What is required →
How many lines in the records below hold the string "ffffff"? Answer with the number alone.

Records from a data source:
▼
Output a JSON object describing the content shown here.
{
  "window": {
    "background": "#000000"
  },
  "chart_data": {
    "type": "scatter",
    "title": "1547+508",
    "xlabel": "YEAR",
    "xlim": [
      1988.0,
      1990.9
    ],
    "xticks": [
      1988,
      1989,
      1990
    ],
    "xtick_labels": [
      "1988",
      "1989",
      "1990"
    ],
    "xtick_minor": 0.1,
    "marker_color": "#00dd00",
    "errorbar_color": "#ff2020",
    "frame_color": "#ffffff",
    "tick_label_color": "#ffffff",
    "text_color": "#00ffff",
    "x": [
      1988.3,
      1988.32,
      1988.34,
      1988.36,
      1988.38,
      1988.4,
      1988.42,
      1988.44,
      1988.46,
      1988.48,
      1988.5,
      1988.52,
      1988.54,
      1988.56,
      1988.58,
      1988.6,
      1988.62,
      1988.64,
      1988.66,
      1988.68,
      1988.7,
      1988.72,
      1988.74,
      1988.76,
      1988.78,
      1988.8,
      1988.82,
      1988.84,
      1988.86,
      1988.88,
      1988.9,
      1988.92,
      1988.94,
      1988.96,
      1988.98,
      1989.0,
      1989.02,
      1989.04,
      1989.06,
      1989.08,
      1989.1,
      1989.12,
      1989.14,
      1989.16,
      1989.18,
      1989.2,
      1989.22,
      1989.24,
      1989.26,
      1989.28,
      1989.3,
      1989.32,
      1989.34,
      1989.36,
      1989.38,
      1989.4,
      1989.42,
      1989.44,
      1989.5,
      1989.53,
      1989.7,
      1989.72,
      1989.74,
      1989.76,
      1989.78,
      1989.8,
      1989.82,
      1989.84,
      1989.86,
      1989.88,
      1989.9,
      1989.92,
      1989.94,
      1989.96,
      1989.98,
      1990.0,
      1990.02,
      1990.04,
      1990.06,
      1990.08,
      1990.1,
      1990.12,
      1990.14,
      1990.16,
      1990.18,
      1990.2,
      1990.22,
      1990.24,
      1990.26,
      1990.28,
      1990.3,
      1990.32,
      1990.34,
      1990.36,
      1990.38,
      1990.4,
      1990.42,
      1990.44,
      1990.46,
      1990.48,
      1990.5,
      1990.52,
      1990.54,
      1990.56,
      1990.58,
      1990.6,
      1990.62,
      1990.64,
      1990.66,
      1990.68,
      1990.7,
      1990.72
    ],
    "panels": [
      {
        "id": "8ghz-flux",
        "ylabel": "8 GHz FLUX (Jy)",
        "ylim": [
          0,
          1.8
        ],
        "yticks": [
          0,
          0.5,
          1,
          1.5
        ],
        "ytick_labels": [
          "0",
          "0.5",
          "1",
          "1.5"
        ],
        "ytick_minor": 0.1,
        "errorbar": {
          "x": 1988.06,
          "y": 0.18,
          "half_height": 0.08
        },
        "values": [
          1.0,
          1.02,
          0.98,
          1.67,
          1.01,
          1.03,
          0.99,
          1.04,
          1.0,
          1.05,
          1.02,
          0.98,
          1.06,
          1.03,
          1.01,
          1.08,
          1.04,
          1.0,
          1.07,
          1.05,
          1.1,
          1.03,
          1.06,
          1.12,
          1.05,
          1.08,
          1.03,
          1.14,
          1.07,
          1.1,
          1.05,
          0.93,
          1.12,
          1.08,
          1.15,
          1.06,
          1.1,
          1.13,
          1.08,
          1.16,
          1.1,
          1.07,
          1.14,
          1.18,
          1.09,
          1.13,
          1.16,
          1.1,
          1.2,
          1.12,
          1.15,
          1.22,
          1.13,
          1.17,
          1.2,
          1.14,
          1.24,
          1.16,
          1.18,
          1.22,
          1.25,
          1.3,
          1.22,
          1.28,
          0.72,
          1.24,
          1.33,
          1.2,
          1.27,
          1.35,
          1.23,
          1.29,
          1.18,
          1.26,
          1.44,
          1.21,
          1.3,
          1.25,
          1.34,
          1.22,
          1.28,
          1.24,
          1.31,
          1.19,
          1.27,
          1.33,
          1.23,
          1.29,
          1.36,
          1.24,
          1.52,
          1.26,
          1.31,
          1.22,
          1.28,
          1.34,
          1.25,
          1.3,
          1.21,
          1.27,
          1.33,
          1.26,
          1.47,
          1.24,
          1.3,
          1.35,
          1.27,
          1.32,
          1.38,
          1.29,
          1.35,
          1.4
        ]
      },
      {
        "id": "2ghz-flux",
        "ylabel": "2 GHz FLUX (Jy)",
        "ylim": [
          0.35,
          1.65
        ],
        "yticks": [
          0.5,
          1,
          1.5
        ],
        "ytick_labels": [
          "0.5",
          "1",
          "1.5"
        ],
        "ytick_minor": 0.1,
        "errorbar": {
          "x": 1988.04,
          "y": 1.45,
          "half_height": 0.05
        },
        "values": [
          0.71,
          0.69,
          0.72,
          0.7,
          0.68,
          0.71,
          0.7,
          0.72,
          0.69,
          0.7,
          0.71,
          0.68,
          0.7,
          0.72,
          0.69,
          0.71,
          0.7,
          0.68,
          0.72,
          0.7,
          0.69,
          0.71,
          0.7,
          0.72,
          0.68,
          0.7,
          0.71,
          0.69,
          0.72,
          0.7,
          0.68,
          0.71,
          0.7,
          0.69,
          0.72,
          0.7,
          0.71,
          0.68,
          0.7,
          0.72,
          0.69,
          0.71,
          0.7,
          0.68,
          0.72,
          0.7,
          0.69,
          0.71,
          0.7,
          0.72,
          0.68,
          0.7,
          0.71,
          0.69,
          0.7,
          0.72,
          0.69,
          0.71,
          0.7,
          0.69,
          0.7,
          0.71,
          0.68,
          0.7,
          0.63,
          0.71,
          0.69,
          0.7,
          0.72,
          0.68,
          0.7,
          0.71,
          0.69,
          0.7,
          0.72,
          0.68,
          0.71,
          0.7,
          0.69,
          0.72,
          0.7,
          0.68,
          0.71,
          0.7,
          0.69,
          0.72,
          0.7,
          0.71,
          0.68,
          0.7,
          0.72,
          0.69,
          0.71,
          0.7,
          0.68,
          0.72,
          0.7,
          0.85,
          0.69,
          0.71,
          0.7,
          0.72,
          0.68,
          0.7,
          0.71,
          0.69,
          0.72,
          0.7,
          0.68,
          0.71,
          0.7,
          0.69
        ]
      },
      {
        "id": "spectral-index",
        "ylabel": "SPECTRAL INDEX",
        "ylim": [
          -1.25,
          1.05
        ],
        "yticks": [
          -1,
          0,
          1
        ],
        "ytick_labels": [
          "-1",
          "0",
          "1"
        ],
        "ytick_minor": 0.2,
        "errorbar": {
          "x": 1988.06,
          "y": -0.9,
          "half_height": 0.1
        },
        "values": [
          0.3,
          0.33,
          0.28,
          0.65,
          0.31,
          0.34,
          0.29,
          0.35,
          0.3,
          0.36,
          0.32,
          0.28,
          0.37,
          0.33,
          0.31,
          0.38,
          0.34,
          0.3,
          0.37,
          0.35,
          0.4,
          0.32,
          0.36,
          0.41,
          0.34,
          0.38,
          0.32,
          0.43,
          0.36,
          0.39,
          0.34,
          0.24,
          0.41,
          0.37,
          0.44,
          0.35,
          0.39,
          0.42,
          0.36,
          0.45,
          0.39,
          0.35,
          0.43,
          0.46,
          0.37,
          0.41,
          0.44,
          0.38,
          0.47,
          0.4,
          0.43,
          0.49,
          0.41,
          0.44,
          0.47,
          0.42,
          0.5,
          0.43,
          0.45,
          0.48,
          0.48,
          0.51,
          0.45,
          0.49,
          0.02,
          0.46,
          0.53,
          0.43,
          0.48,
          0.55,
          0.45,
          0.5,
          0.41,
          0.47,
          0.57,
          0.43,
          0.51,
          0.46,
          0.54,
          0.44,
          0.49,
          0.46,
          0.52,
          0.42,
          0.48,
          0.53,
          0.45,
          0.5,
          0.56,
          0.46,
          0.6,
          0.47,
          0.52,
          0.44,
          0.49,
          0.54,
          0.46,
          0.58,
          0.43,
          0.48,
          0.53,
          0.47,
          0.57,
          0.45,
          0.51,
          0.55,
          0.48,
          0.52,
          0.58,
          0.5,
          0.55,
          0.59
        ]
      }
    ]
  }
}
▲
Correct response →
2